**Work to complete**
Give all of the lines again exactly as they read.

(Collected data entries)
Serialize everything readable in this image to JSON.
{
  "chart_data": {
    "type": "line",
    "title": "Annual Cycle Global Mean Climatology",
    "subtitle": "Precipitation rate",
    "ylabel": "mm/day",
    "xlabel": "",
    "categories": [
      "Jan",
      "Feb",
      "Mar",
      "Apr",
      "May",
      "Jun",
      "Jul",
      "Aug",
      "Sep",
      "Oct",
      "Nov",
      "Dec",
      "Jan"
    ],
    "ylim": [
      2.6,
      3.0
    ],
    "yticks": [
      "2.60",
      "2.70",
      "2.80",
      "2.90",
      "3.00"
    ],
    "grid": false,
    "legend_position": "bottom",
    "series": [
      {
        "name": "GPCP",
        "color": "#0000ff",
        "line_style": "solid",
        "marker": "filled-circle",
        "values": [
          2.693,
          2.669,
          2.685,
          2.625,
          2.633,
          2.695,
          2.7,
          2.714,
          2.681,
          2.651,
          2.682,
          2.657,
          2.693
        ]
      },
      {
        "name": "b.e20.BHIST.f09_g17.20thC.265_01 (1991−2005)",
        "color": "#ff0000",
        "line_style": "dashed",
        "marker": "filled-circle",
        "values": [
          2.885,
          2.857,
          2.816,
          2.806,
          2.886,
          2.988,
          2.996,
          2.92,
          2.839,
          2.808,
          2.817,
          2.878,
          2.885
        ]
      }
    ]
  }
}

**Response below**
Serialize everything readable in this image to JSON.
{
  "chart_data": {
    "type": "line",
    "title": "Annual Cycle Global Mean Climatology",
    "subtitle": "Precipitation rate",
    "ylabel": "mm/day",
    "xlabel": "",
    "categories": [
      "Jan",
      "Feb",
      "Mar",
      "Apr",
      "May",
      "Jun",
      "Jul",
      "Aug",
      "Sep",
      "Oct",
      "Nov",
      "Dec",
      "Jan"
    ],
    "ylim": [
      2.6,
      3.0
    ],
    "yticks": [
      "2.60",
      "2.70",
      "2.80",
      "2.90",
      "3.00"
    ],
    "grid": false,
    "legend_position": "bottom",
    "series": [
      {
        "name": "GPCP",
        "color": "#0000ff",
        "line_style": "solid",
        "marker": "filled-circle",
        "values": [
          2.693,
          2.669,
          2.685,
          2.625,
          2.633,
          2.695,
          2.7,
          2.714,
          2.681,
          2.651,
          2.682,
          2.657,
          2.693
        ]
      },
      {
        "name": "b.e20.BHIST.f09_g17.20thC.265_01 (1991−2005)",
        "color": "#ff0000",
        "line_style": "dashed",
        "marker": "filled-circle",
        "values": [
          2.885,
          2.857,
          2.816,
          2.806,
          2.886,
          2.988,
          2.996,
          2.92,
          2.839,
          2.808,
          2.817,
          2.878,
          2.885
        ]
      }
    ]
  }
}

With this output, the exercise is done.